── Data shown ──
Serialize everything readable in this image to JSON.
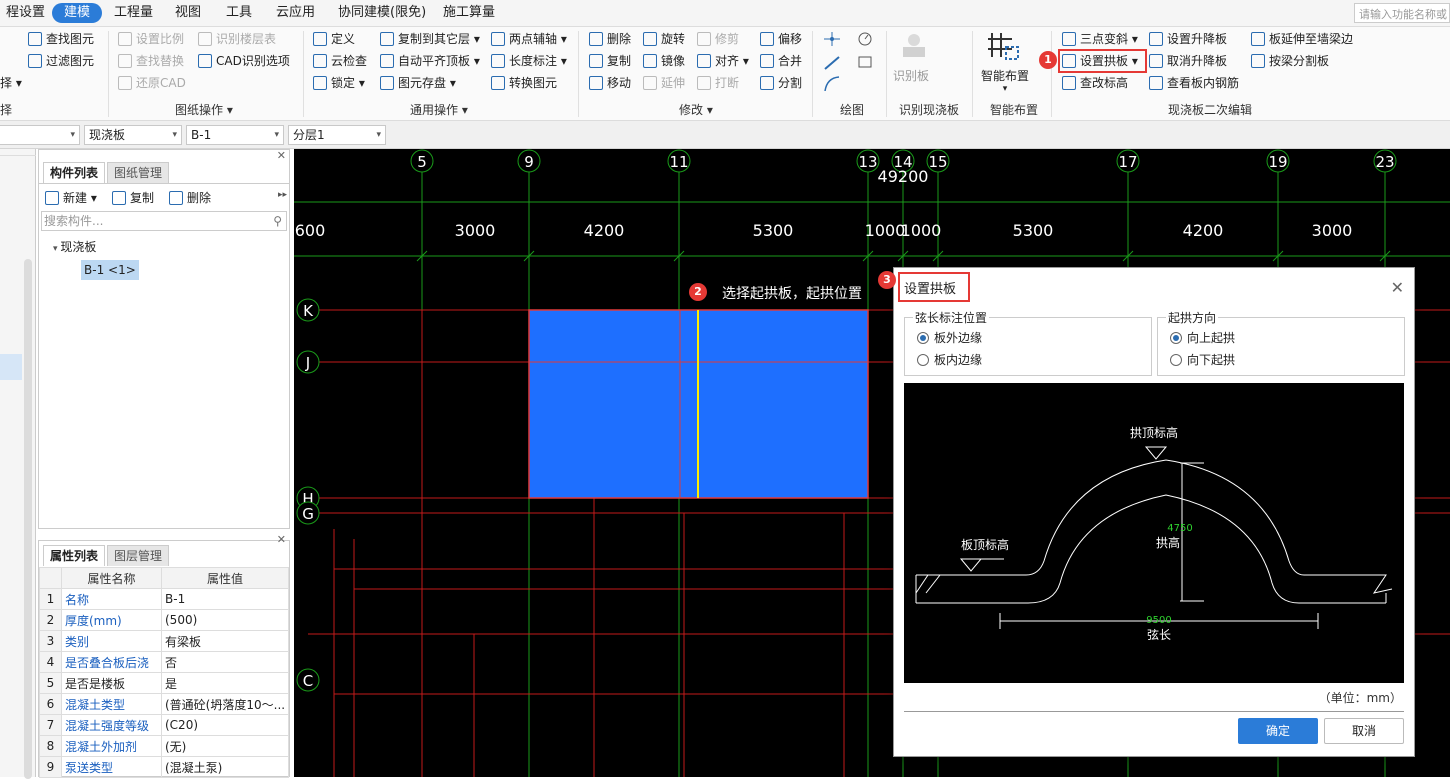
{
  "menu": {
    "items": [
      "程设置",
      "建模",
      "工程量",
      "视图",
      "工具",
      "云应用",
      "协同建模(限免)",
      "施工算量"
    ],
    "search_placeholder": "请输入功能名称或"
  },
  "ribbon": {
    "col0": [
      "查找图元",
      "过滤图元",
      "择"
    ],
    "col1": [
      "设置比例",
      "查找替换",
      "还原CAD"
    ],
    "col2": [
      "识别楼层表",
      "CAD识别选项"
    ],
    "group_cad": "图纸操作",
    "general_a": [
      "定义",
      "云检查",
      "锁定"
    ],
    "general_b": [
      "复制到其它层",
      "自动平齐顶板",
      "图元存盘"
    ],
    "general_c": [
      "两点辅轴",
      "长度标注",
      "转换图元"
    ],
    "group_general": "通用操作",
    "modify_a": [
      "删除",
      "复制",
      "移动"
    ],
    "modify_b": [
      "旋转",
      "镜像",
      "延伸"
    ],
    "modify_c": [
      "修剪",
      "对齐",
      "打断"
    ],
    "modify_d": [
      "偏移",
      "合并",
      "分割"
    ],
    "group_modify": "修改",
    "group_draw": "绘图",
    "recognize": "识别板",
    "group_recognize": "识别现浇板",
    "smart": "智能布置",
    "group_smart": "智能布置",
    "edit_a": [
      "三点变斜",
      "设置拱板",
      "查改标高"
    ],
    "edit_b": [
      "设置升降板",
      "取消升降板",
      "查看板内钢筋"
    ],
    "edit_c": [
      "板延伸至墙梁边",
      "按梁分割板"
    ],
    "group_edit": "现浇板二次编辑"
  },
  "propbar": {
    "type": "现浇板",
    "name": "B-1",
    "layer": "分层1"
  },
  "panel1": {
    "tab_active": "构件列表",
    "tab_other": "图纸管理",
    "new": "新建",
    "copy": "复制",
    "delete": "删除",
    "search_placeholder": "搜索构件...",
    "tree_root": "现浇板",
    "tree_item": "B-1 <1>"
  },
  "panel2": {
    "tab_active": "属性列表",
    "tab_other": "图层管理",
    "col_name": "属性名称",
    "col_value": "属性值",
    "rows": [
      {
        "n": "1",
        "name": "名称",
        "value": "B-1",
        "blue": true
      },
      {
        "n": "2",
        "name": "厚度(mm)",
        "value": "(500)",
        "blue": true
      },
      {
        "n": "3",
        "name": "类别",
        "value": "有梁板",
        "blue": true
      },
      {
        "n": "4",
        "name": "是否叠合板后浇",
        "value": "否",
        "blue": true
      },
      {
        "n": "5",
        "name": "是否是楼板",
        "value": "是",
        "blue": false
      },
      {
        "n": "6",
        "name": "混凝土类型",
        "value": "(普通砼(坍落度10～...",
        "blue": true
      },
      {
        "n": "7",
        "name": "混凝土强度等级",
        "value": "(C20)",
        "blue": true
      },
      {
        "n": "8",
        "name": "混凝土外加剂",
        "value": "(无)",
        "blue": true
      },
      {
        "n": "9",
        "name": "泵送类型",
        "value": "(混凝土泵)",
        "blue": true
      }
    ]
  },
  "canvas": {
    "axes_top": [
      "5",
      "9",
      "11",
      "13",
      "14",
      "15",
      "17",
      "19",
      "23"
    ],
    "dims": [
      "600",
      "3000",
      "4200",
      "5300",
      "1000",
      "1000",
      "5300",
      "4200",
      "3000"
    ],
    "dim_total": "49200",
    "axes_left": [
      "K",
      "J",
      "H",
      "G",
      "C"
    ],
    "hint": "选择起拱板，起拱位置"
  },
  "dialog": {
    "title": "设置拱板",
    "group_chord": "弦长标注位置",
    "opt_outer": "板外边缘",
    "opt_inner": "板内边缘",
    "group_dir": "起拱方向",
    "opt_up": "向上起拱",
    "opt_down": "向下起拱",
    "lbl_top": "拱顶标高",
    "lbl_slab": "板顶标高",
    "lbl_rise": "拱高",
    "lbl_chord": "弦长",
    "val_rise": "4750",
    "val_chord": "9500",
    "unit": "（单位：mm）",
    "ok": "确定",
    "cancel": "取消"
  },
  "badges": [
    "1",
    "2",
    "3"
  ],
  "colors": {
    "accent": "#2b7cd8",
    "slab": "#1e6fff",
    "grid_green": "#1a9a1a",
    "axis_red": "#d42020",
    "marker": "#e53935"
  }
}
───
── Data shown ──
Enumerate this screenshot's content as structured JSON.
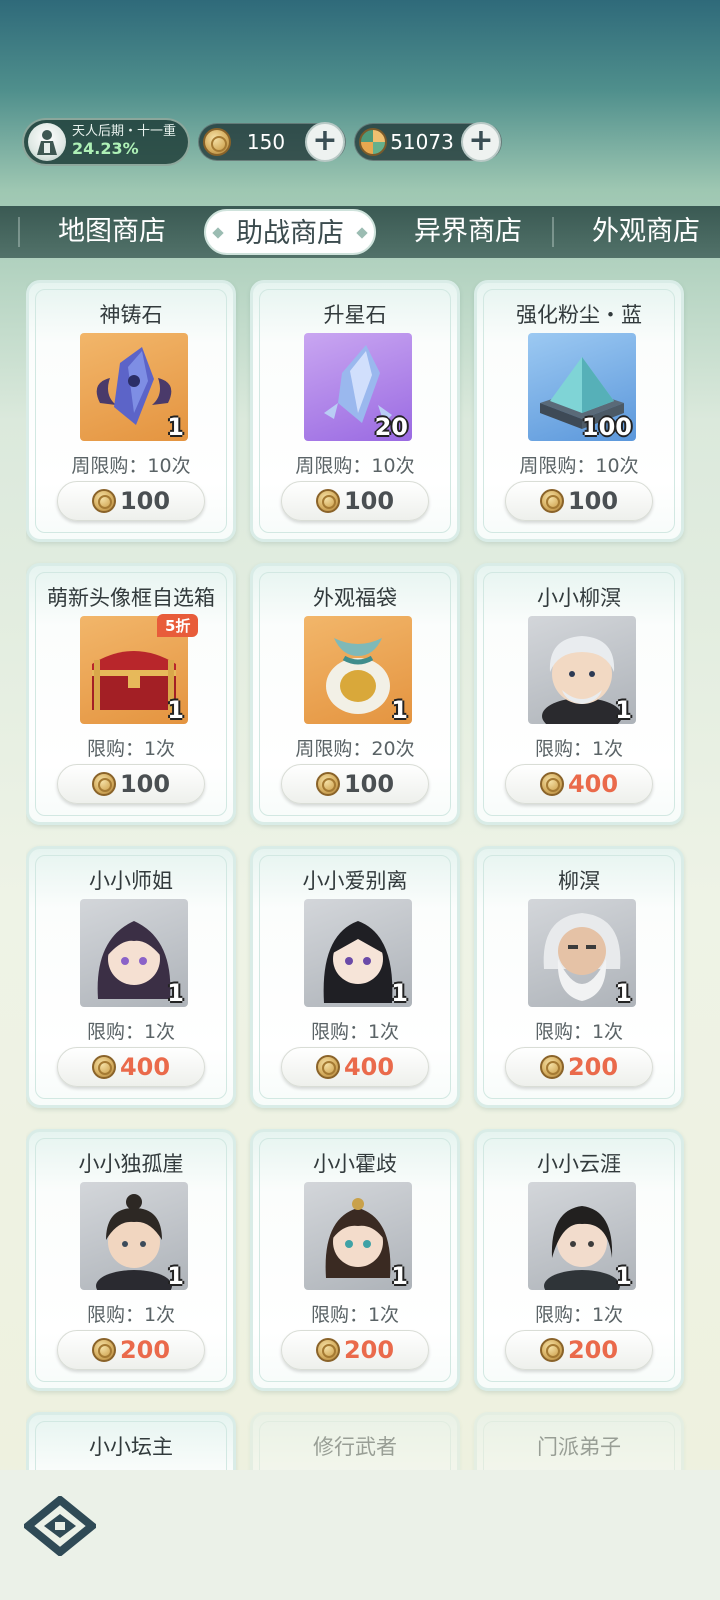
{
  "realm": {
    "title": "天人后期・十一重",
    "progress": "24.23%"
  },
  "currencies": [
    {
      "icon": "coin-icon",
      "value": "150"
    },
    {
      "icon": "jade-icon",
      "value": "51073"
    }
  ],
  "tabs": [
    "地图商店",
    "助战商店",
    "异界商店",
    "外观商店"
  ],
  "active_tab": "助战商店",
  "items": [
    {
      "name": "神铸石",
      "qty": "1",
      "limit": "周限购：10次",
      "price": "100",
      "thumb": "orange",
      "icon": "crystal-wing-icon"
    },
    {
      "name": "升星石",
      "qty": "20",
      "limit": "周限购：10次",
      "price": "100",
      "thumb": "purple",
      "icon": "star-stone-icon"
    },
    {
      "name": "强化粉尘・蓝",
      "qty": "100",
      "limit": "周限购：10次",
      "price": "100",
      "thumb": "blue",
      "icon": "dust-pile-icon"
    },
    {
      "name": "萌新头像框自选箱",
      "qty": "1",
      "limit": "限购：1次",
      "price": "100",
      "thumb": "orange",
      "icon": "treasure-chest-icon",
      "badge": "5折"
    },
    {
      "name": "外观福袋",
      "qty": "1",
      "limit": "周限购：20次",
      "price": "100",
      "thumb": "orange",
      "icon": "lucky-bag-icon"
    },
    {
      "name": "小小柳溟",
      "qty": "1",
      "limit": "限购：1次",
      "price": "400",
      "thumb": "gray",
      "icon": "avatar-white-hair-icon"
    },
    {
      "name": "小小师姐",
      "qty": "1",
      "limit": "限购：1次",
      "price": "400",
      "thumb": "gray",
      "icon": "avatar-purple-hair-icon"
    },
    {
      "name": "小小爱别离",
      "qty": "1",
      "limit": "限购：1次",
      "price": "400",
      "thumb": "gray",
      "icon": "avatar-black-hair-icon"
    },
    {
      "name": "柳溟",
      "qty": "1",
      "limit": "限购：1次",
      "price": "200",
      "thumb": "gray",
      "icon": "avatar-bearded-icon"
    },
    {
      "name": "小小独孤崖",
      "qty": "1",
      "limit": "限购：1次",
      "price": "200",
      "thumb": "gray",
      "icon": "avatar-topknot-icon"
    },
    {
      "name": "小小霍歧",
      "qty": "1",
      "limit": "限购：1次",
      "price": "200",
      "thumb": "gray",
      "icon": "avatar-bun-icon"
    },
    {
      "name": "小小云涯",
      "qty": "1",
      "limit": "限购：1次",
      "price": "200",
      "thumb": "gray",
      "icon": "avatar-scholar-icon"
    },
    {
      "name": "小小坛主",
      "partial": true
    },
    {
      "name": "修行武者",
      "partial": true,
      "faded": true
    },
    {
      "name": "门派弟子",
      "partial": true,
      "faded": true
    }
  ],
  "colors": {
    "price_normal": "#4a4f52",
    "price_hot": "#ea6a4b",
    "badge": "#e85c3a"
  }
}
───
#### What the exercise asks:
From the records above, pull out each line that has "JSON".

#### Written response:
Serialize everything readable in this image to JSON.
Enumerate this screenshot's content as structured JSON.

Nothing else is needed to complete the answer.